─── Provided records ───

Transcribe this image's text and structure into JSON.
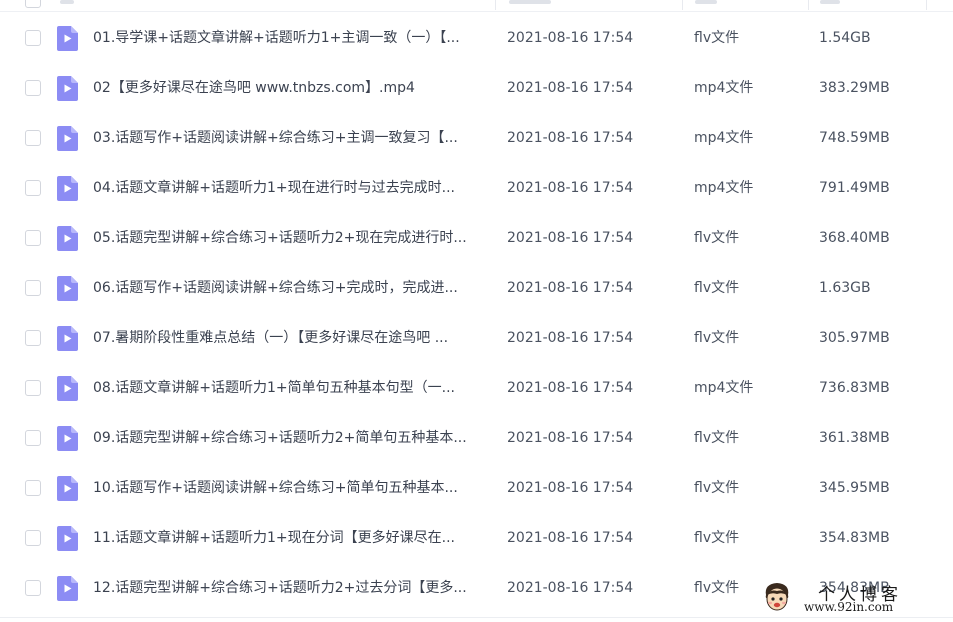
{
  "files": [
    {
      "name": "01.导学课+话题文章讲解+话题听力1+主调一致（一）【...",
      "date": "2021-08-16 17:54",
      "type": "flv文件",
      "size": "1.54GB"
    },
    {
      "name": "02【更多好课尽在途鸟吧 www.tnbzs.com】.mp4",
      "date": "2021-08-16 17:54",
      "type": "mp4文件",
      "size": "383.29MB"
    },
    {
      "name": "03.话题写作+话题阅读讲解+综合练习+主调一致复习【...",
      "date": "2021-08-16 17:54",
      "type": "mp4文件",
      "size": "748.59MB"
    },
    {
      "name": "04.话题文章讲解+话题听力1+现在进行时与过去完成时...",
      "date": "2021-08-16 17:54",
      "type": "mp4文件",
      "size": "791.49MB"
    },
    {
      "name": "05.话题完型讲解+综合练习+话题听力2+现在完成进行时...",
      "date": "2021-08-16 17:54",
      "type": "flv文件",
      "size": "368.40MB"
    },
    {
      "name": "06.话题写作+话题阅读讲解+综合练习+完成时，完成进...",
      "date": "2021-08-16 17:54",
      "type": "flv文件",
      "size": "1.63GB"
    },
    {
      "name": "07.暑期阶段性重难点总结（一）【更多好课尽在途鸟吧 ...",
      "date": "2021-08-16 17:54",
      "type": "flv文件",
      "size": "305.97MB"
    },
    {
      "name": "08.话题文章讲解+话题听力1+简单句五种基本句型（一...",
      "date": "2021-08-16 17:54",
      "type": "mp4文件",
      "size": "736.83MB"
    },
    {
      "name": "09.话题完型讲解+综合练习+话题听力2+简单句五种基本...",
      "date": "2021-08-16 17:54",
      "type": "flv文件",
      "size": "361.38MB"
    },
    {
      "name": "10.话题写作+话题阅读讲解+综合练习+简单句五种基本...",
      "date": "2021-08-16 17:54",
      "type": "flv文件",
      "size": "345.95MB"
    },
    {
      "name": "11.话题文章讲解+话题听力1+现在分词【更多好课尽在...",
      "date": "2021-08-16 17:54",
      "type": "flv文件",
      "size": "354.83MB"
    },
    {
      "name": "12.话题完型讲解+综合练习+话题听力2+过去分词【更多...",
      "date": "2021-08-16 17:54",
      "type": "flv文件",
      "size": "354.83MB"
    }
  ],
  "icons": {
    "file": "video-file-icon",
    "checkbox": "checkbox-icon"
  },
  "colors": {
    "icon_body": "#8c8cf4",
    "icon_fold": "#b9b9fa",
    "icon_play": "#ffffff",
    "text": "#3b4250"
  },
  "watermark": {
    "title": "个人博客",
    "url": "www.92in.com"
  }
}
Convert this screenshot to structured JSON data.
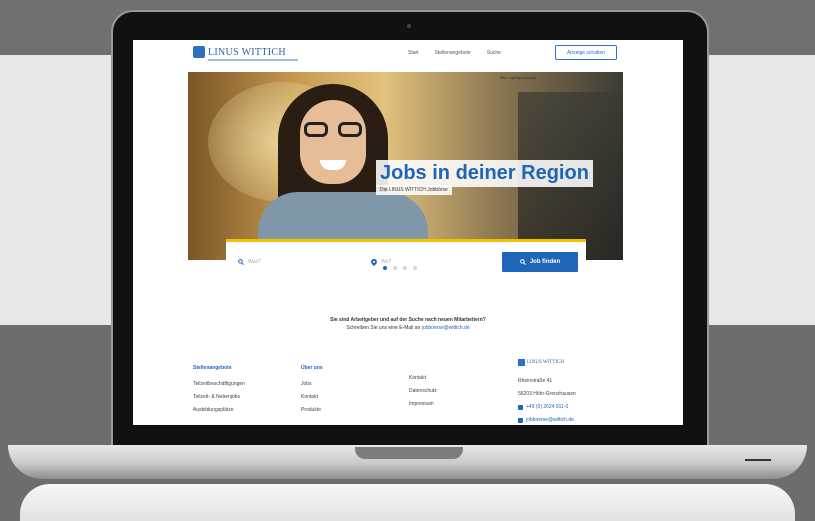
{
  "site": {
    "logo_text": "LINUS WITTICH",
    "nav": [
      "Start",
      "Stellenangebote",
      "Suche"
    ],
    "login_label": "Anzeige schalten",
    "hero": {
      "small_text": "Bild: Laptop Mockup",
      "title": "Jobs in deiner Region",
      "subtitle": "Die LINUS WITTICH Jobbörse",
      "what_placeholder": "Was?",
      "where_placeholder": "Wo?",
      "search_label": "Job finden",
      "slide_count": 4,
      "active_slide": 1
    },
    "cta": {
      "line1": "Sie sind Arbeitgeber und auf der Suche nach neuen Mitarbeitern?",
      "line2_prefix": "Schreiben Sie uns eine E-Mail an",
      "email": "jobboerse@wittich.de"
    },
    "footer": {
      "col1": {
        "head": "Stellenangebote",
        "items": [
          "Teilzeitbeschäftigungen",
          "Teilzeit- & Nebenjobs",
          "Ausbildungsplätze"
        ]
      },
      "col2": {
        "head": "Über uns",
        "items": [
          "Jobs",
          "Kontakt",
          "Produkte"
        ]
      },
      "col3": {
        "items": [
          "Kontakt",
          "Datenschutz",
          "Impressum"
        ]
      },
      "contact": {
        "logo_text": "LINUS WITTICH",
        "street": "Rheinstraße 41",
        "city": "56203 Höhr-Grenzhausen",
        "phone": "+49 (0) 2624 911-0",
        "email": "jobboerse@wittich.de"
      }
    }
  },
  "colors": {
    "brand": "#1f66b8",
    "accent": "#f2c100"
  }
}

───

Take every line above carrying "email" and return it.

## Reply
      "email": "jobboerse@wittich.de"
        "email": "jobboerse@wittich.de"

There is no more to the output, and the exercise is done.